Gather every line of the entries that includes the word "document".

** start of Raw records **

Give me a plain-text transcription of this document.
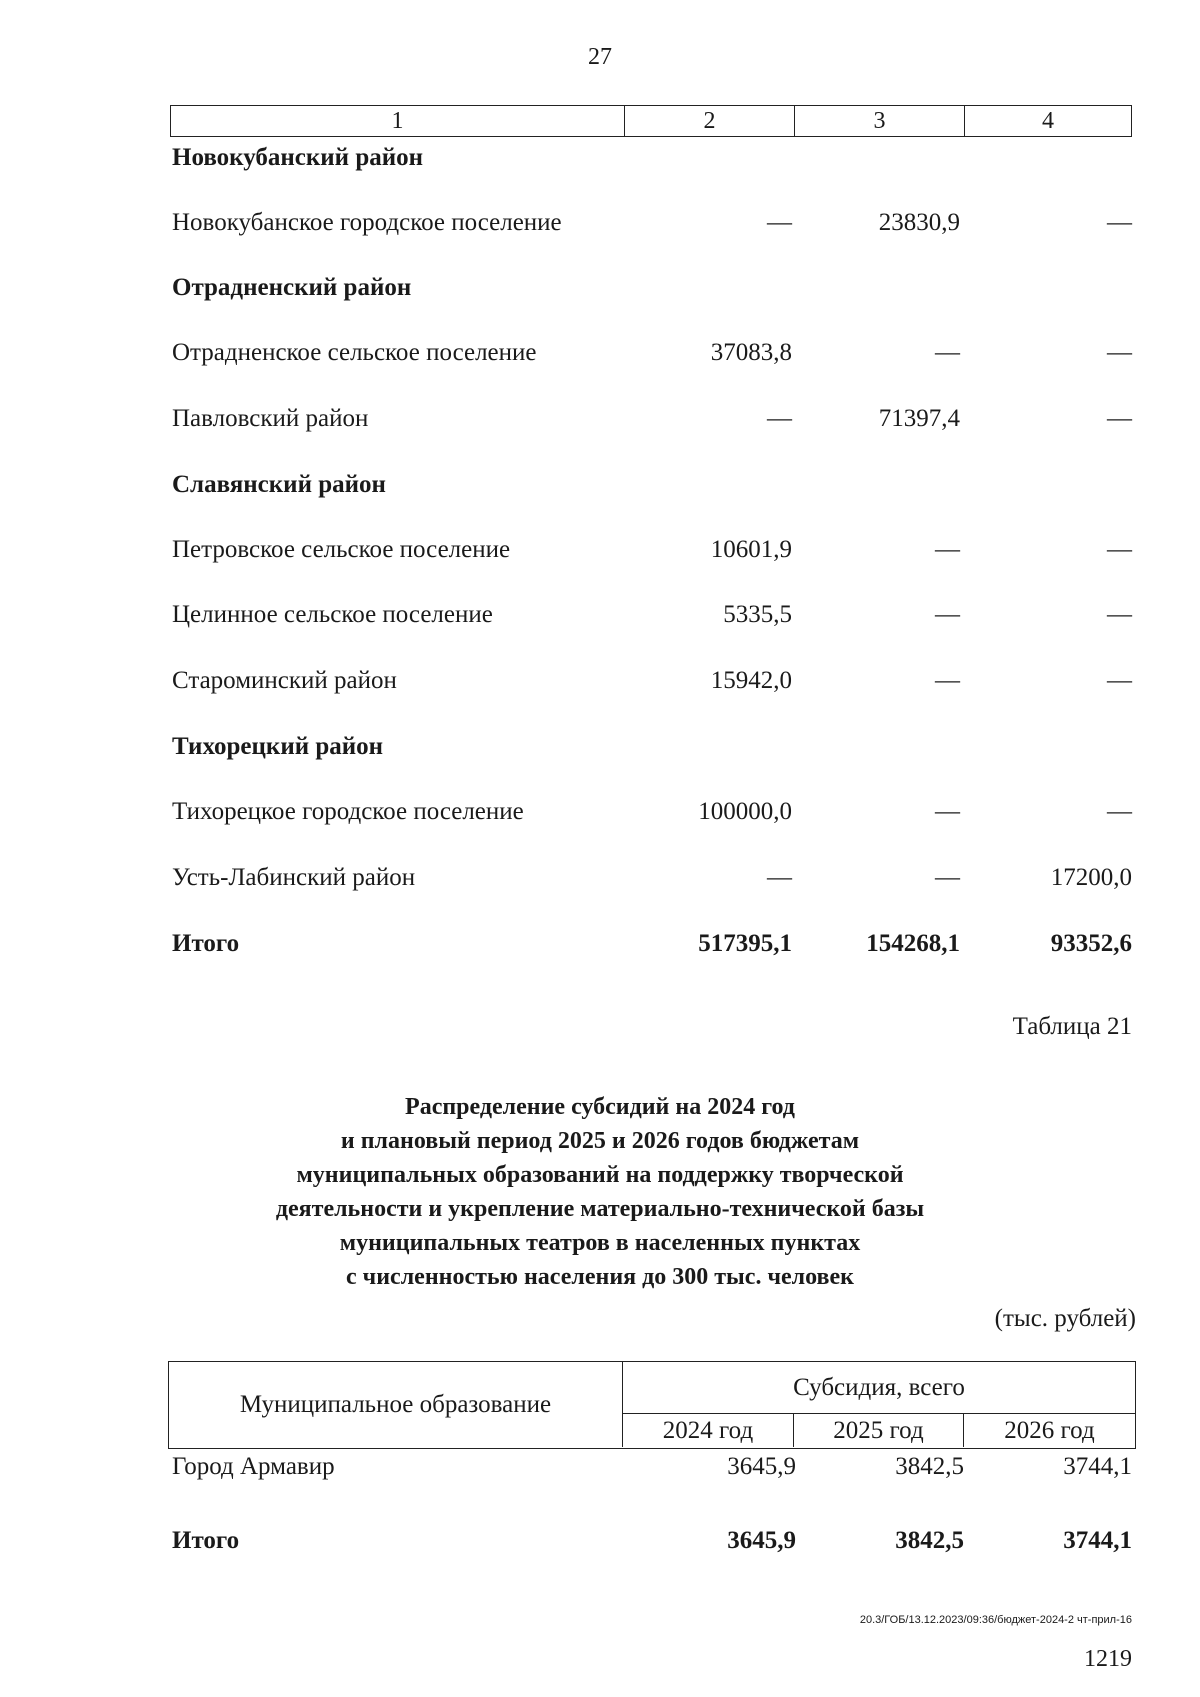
27
1	2	3	4
Новокубанский район
Новокубанское городское поселение	—	23830,9	—
Отрадненский район
Отрадненское сельское поселение	37083,8	—	—
Павловский район	—	71397,4	—
Славянский район
Петровское сельское поселение	10601,9	—	—
Целинное сельское поселение	5335,5	—	—
Староминский район	15942,0	—	—
Тихорецкий район
Тихорецкое городское поселение	100000,0	—	—
Усть-Лабинский район	—	—	17200,0
Итого	517395,1	154268,1	93352,6
Таблица 21
Распределение субсидий на 2024 год
и плановый период 2025 и 2026 годов бюджетам
муниципальных образований на поддержку творческой
деятельности и укрепление материально-технической базы
муниципальных театров в населенных пунктах
с численностью населения до 300 тыс. человек
(тыс. рублей)
Муниципальное образование
Субсидия, всего
2024 год	2025 год	2026 год
Город Армавир	3645,9	3842,5	3744,1
Итого	3645,9	3842,5	3744,1
20.3/ГОБ/13.12.2023/09:36/бюджет-2024-2 чт-прил-16
1219
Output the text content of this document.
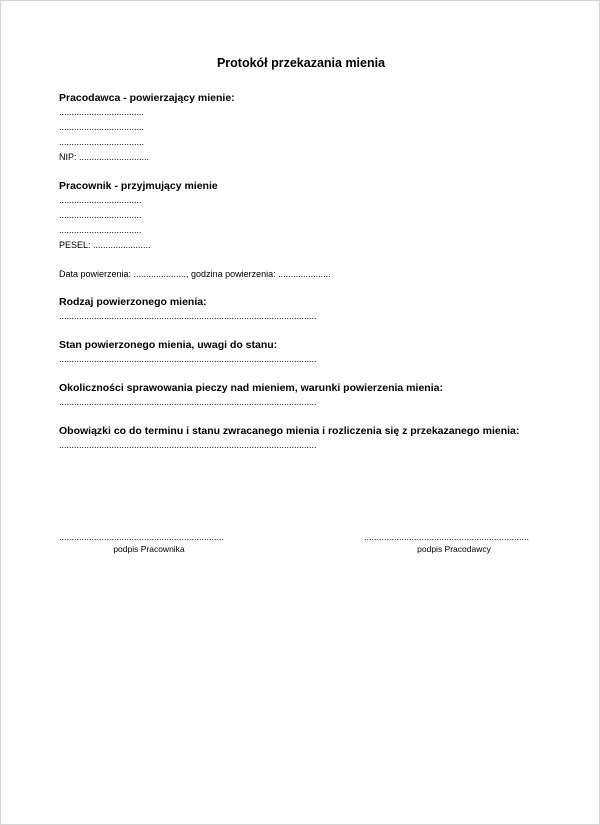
Protokół przekazania mienia

Pracodawca - powierzający mienie:

..................................

..................................

..................................

NIP: ............................

Pracownik - przyjmujący mienie

.................................

.................................

.................................

PESEL: .......................

Data powierzenia: ....................., godzina powierzenia: .....................

Rodzaj powierzonego mienia:

.......................................................................................................

Stan powierzonego mienia, uwagi do stanu:

.......................................................................................................

Okoliczności sprawowania pieczy nad mieniem, warunki powierzenia mienia:

.......................................................................................................

Obowiązki co do terminu i stanu zwracanego mienia i rozliczenia się z przekazanego mienia:

.......................................................................................................

..................................................................
podpis Pracownika
..................................................................
podpis Pracodawcy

** end of Raw records **

Exercise answer:
Give me a plain-text transcription of this document.
Output the text content of this document.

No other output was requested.